* _EXERCISE DETAILS_: Copy out word for word the stretch from "Thereafter, the reconstruction" through "in 18 states." in the passage below on the spread of Naxalite violence.

* _EXTRACT_:

** start **

Initial successes were, again, rapid, and by the mid-1980s, 31 districts
in seven states were experiencing Naxalite violence. By the early 1990s,
however, the problem had been eliminated from at least 16 of these districts,
bringing the total number of affected districts to just 15 in four states.
Thereafter, the reconstruction of the Naxalites was initially more systematic,
with wider areas being targeted and consolidated. In recent years, however,
the growth of the movement has been exponential. Thus, at the meeting
of what is known as the
Central Coordination Committee of states
affected by the Naxalite movement, on 21 November 2003, then-Union Home
Secretary N Gopalaswami disclosed that a total of 55 districts in nine
states were affected by varying degrees of Naxalite violence. Just ten
months later, on 21 September 2004, an official note circulated at the
meeting of chief ministers of states experiencing Naxalite violence, indicating
that this number had gone up to as many as 156 districts in 13 states.
By August 2007, the official number had risen to 194 districts in 18 states.
Not all of these districts and states were, of course, seething with Maoist
violence. Just 62 of these were categorised as ‘
highly affected’,
reflecting significant levels of violence. Another 53 districts were categorised
as ‘
moderately affected’, indicating high levels
of political mobilisation and some violence. Meanwhile, 79 districts fell
into the ‘
marginally affected’ category, in which
preliminary political mobilisation was detected. Sources indicate that
intelligence estimates now put at least 220 districts in 22 states into
the sphere of varying degrees of Maoist influence and activity.
It is important to recognise that the phase when there is violence, which
is ordinarily the point at which the state takes cognisance of the problem,
actually comes at the tail end of the process of mass mobilisation. This
is the stage when neutralising the threat will require considerable, if
not massive, use of force. From the all-important preventive perspective,
then, it is useful to chart not merely the current expanse of visible
Maoist mobilisation and militancy, but also to understand the extent of
their current intentions, ambitions and agenda.

** end **

* _DATA SHOWN_:
** start **

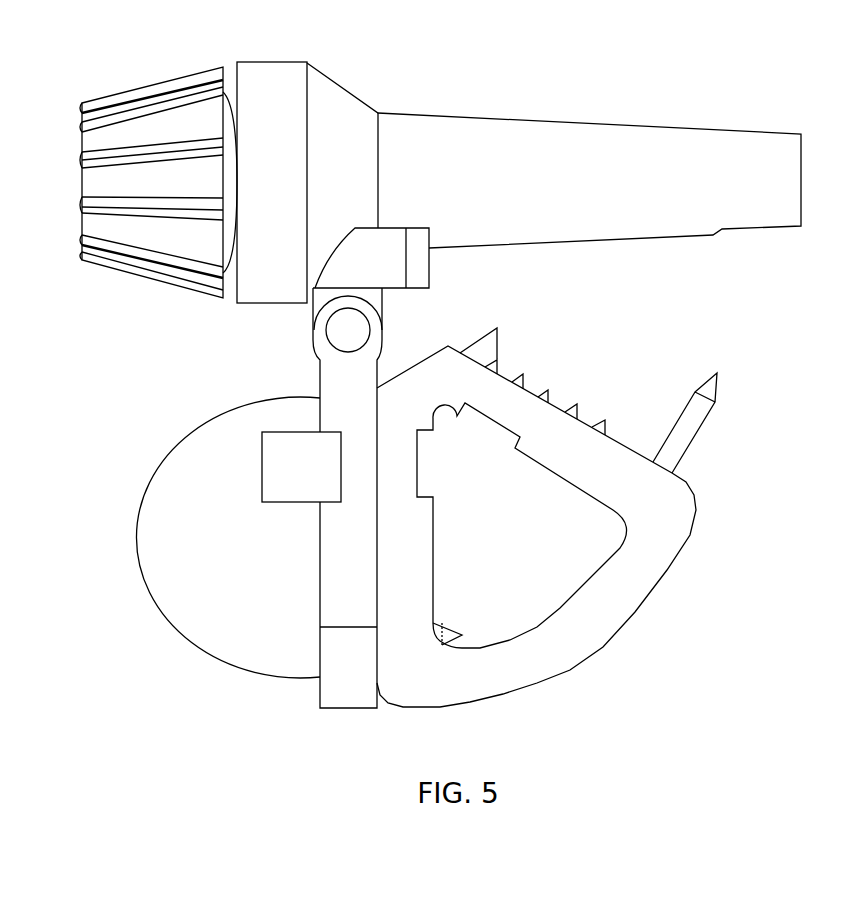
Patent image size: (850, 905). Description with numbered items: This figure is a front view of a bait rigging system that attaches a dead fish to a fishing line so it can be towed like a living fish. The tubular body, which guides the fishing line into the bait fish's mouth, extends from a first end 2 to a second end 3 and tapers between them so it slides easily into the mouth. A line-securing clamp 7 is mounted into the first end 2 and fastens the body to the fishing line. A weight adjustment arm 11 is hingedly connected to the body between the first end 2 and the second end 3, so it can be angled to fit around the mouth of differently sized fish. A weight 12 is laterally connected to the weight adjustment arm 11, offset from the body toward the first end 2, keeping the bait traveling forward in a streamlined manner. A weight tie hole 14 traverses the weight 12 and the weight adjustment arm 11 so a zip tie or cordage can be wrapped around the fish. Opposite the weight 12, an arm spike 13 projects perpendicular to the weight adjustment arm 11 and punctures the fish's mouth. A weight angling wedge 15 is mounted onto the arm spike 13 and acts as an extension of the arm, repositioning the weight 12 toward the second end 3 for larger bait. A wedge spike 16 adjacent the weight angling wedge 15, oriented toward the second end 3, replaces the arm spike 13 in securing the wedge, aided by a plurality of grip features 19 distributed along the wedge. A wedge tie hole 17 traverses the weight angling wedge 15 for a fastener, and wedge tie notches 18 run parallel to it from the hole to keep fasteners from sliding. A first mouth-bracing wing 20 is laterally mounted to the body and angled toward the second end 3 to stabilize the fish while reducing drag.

** end **

* _OUTPUT OF THE EXERCISE_:
Thereafter, the reconstruction of the Naxalites was initially more systematic,
with wider areas being targeted and consolidated. In recent years, however,
the growth of the movement has been exponential. Thus, at the meeting
of what is known as the
Central Coordination Committee of states
affected by the Naxalite movement, on 21 November 2003, then-Union Home
Secretary N Gopalaswami disclosed that a total of 55 districts in nine
states were affected by varying degrees of Naxalite violence. Just ten
months later, on 21 September 2004, an official note circulated at the
meeting of chief ministers of states experiencing Naxalite violence, indicating
that this number had gone up to as many as 156 districts in 13 states.
By August 2007, the official number had risen to 194 districts in 18 states.